━━ Dataset content ━━

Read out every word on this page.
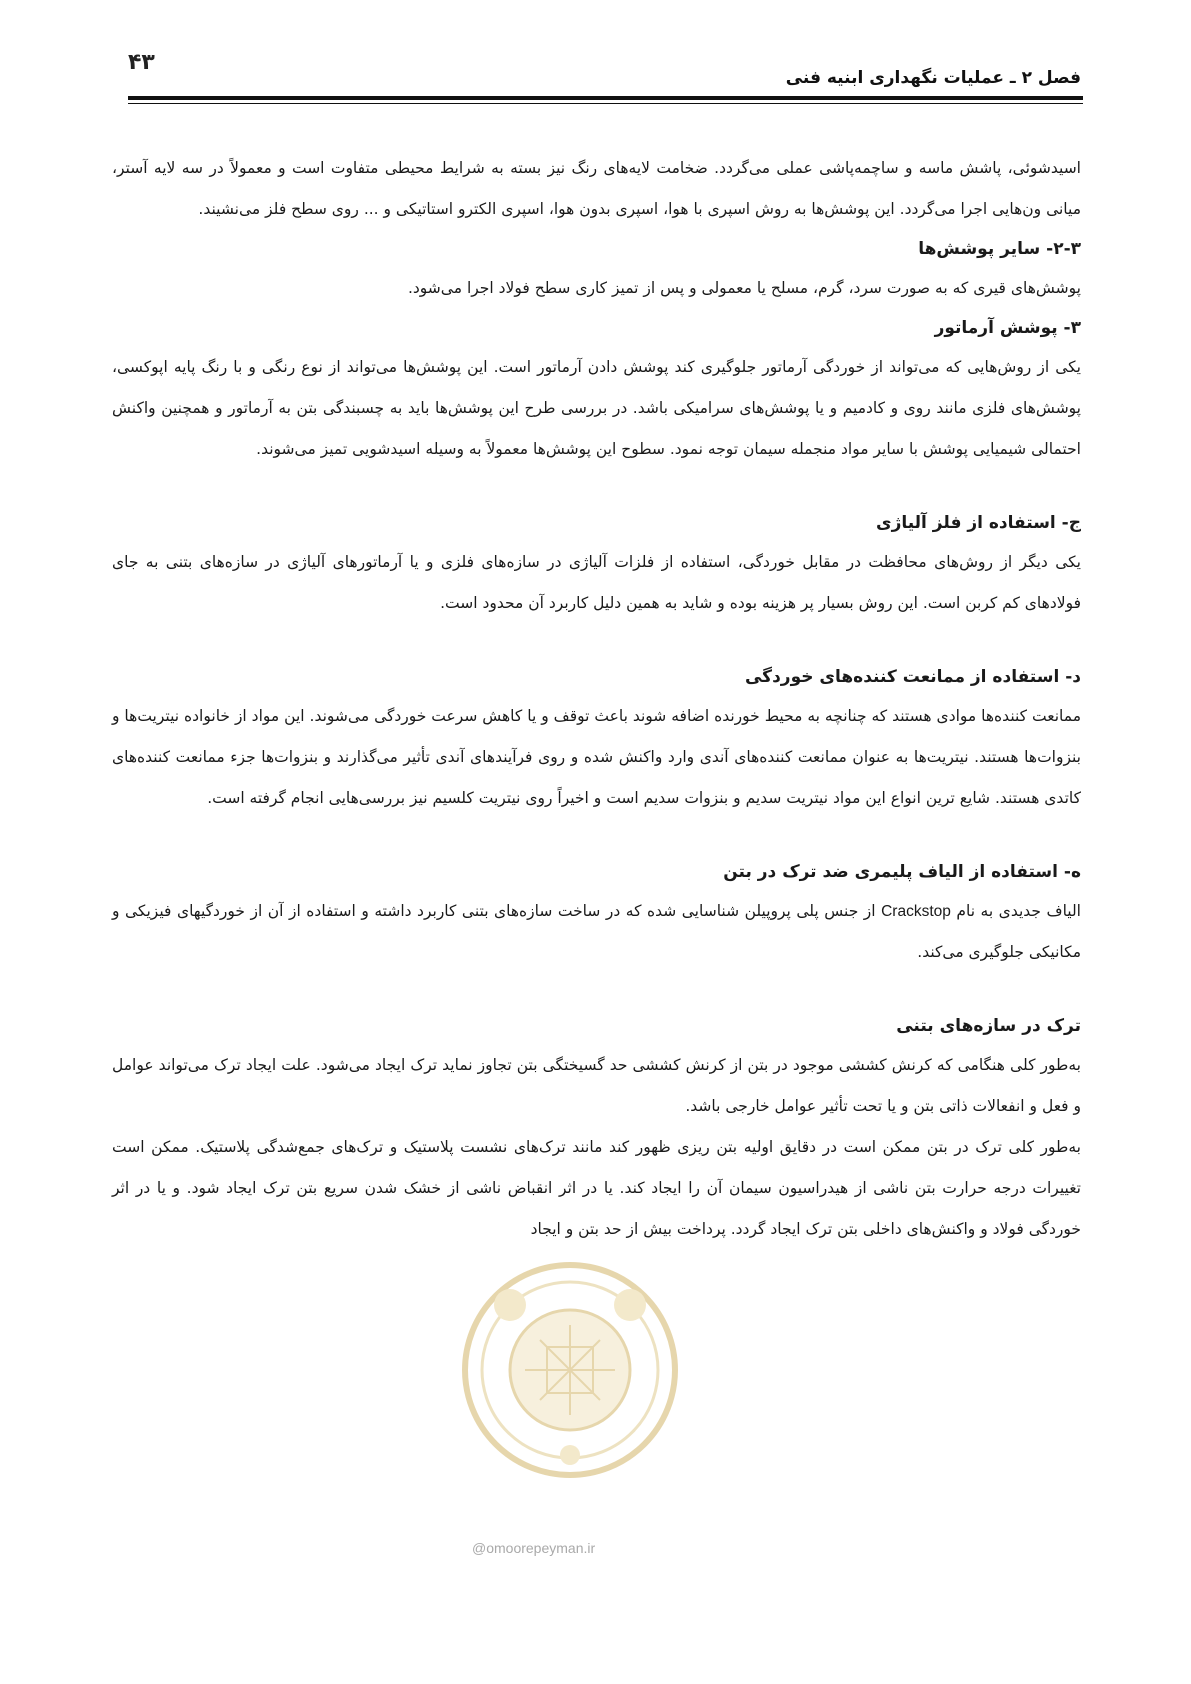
۴۳
فصل ۲ ـ عملیات نگهداری ابنیه فنی

اسیدشوئی، پاشش ماسه و ساچمه‌پاشی عملی می‌گردد. ضخامت لایه‌های رنگ نیز بسته به شرایط محیطی متفاوت است و معمولاً در سه لایه آستر، میانی ون‌هایی اجرا می‌گردد. این پوشش‌ها به روش اسپری با هوا، اسپری بدون هوا، اسپری الکترو استاتیکی و ... روی سطح فلز می‌نشیند.

۲-۳- سایر پوشش‌ها

پوشش‌های قیری که به صورت سرد، گرم، مسلح یا معمولی و پس از تمیز کاری سطح فولاد اجرا می‌شود.

۳- پوشش آرماتور

یکی از روش‌هایی که می‌تواند از خوردگی آرماتور جلوگیری کند پوشش دادن آرماتور است. این پوشش‌ها می‌تواند از نوع رنگی و با رنگ پایه اپوکسی، پوشش‌های فلزی مانند روی و کادمیم و یا پوشش‌های سرامیکی باشد. در بررسی طرح این پوشش‌ها باید به چسبندگی بتن به آرماتور و همچنین واکنش احتمالی شیمیایی پوشش با سایر مواد منجمله سیمان توجه نمود. سطوح این پوشش‌ها معمولاً به وسیله اسیدشویی تمیز می‌شوند.

ج- استفاده از فلز آلیاژی

یکی دیگر از روش‌های محافظت در مقابل خوردگی، استفاده از فلزات آلیاژی در سازه‌های فلزی و یا آرماتورهای آلیاژی در سازه‌های بتنی به جای فولادهای کم کربن است. این روش بسیار پر هزینه بوده و شاید به همین دلیل کاربرد آن محدود است.

د- استفاده از ممانعت کننده‌های خوردگی

ممانعت کننده‌ها موادی هستند که چنانچه به محیط خورنده اضافه شوند باعث توقف و یا کاهش سرعت خوردگی می‌شوند. این مواد از خانواده نیتریت‌ها و بنزوات‌ها هستند. نیتریت‌ها به عنوان ممانعت کننده‌های آندی وارد واکنش شده و روی فرآیندهای آندی تأثیر می‌گذارند و بنزوات‌ها جزء ممانعت کننده‌های کاتدی هستند. شایع ترین انواع این مواد نیتریت سدیم و بنزوات سدیم است و اخیراً روی نیتریت کلسیم نیز بررسی‌هایی انجام گرفته است.

ه- استفاده از الیاف پلیمری ضد ترک در بتن

الیاف جدیدی به نام Crackstop از جنس پلی پروپیلن شناسایی شده که در ساخت سازه‌های بتنی کاربرد داشته و استفاده از آن از خوردگیهای فیزیکی و مکانیکی جلوگیری می‌کند.

ترک در سازه‌های بتنی

به‌طور کلی هنگامی که کرنش کششی موجود در بتن از کرنش کششی حد گسیختگی بتن تجاوز نماید ترک ایجاد می‌شود. علت ایجاد ترک می‌تواند عوامل و فعل و انفعالات ذاتی بتن و یا تحت تأثیر عوامل خارجی باشد.

به‌طور کلی ترک در بتن ممکن است در دقایق اولیه بتن ریزی ظهور کند مانند ترک‌های نشست پلاستیک و ترک‌های جمع‌شدگی پلاستیک. ممکن است تغییرات درجه حرارت بتن ناشی از هیدراسیون سیمان آن را ایجاد کند. یا در اثر انقباض ناشی از خشک شدن سریع بتن ترک ایجاد شود. و یا در اثر خوردگی فولاد و واکنش‌های داخلی بتن ترک ایجاد گردد. پرداخت بیش از حد بتن و ایجاد

@omoorepeyman.ir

━━━

> _Objective_: The data above should be repeated exactly, minus any pictures.

> _Written response_:
Read out every word on this page.
۴۳
فصل ۲ ـ عملیات نگهداری ابنیه فنی

اسیدشوئی، پاشش ماسه و ساچمه‌پاشی عملی می‌گردد. ضخامت لایه‌های رنگ نیز بسته به شرایط محیطی متفاوت است و معمولاً در سه لایه آستر، میانی ون‌هایی اجرا می‌گردد. این پوشش‌ها به روش اسپری با هوا، اسپری بدون هوا، اسپری الکترو استاتیکی و ... روی سطح فلز می‌نشیند.

۲-۳- سایر پوشش‌ها

پوشش‌های قیری که به صورت سرد، گرم، مسلح یا معمولی و پس از تمیز کاری سطح فولاد اجرا می‌شود.

۳- پوشش آرماتور

یکی از روش‌هایی که می‌تواند از خوردگی آرماتور جلوگیری کند پوشش دادن آرماتور است. این پوشش‌ها می‌تواند از نوع رنگی و با رنگ پایه اپوکسی، پوشش‌های فلزی مانند روی و کادمیم و یا پوشش‌های سرامیکی باشد. در بررسی طرح این پوشش‌ها باید به چسبندگی بتن به آرماتور و همچنین واکنش احتمالی شیمیایی پوشش با سایر مواد منجمله سیمان توجه نمود. سطوح این پوشش‌ها معمولاً به وسیله اسیدشویی تمیز می‌شوند.

ج- استفاده از فلز آلیاژی

یکی دیگر از روش‌های محافظت در مقابل خوردگی، استفاده از فلزات آلیاژی در سازه‌های فلزی و یا آرماتورهای آلیاژی در سازه‌های بتنی به جای فولادهای کم کربن است. این روش بسیار پر هزینه بوده و شاید به همین دلیل کاربرد آن محدود است.

د- استفاده از ممانعت کننده‌های خوردگی

ممانعت کننده‌ها موادی هستند که چنانچه به محیط خورنده اضافه شوند باعث توقف و یا کاهش سرعت خوردگی می‌شوند. این مواد از خانواده نیتریت‌ها و بنزوات‌ها هستند. نیتریت‌ها به عنوان ممانعت کننده‌های آندی وارد واکنش شده و روی فرآیندهای آندی تأثیر می‌گذارند و بنزوات‌ها جزء ممانعت کننده‌های کاتدی هستند. شایع ترین انواع این مواد نیتریت سدیم و بنزوات سدیم است و اخیراً روی نیتریت کلسیم نیز بررسی‌هایی انجام گرفته است.

ه- استفاده از الیاف پلیمری ضد ترک در بتن

الیاف جدیدی به نام Crackstop از جنس پلی پروپیلن شناسایی شده که در ساخت سازه‌های بتنی کاربرد داشته و استفاده از آن از خوردگیهای فیزیکی و مکانیکی جلوگیری می‌کند.

ترک در سازه‌های بتنی

به‌طور کلی هنگامی که کرنش کششی موجود در بتن از کرنش کششی حد گسیختگی بتن تجاوز نماید ترک ایجاد می‌شود. علت ایجاد ترک می‌تواند عوامل و فعل و انفعالات ذاتی بتن و یا تحت تأثیر عوامل خارجی باشد.

به‌طور کلی ترک در بتن ممکن است در دقایق اولیه بتن ریزی ظهور کند مانند ترک‌های نشست پلاستیک و ترک‌های جمع‌شدگی پلاستیک. ممکن است تغییرات درجه حرارت بتن ناشی از هیدراسیون سیمان آن را ایجاد کند. یا در اثر انقباض ناشی از خشک شدن سریع بتن ترک ایجاد شود. و یا در اثر خوردگی فولاد و واکنش‌های داخلی بتن ترک ایجاد گردد. پرداخت بیش از حد بتن و ایجاد

@omoorepeyman.ir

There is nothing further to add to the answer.